EXERCISE MATERIAL:
^^^^^^^^^^^^^^^^

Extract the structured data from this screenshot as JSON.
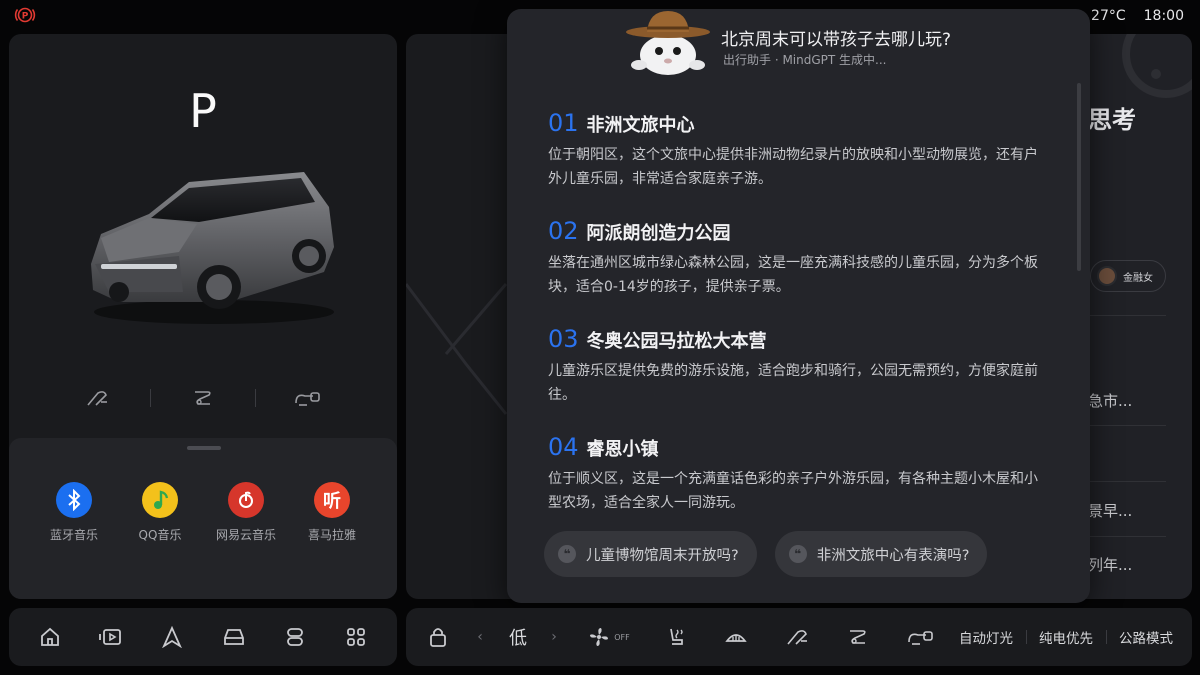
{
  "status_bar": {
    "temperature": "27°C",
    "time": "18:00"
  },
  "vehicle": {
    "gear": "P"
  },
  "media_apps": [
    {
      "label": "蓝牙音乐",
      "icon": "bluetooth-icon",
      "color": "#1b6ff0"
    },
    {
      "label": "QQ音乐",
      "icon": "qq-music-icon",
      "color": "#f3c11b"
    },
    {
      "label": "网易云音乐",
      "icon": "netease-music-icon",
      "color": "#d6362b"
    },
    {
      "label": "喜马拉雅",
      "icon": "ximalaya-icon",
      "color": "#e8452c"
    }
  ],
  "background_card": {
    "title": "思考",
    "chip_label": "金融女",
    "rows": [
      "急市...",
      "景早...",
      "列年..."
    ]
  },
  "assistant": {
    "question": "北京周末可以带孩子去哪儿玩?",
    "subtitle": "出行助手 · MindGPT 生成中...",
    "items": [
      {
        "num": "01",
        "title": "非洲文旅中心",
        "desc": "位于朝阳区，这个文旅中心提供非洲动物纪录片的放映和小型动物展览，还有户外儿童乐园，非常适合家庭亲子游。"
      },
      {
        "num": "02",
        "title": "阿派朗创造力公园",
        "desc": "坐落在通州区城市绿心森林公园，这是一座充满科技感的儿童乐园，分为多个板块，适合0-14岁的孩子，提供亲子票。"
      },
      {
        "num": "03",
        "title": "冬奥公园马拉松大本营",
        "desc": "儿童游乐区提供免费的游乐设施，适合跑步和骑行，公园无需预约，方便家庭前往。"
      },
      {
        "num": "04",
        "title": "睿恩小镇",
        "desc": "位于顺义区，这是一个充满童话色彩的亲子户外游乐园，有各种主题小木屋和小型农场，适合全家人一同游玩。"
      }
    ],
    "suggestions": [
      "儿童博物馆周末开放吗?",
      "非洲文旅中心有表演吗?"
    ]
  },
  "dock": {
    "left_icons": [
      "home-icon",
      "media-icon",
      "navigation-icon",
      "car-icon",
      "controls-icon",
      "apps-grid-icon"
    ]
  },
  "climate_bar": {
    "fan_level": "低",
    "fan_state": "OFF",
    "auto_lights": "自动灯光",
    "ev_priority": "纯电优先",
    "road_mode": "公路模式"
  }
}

^^^^^^^^^^^^^^^^

EXERCISE DIRECTIONS: For this exercise, gather every line of the data that contains the word "desc".

TASK RESULT:
        "desc": "位于朝阳区，这个文旅中心提供非洲动物纪录片的放映和小型动物展览，还有户外儿童乐园，非常适合家庭亲子游。"
        "desc": "坐落在通州区城市绿心森林公园，这是一座充满科技感的儿童乐园，分为多个板块，适合0-14岁的孩子，提供亲子票。"
        "desc": "儿童游乐区提供免费的游乐设施，适合跑步和骑行，公园无需预约，方便家庭前往。"
        "desc": "位于顺义区，这是一个充满童话色彩的亲子户外游乐园，有各种主题小木屋和小型农场，适合全家人一同游玩。"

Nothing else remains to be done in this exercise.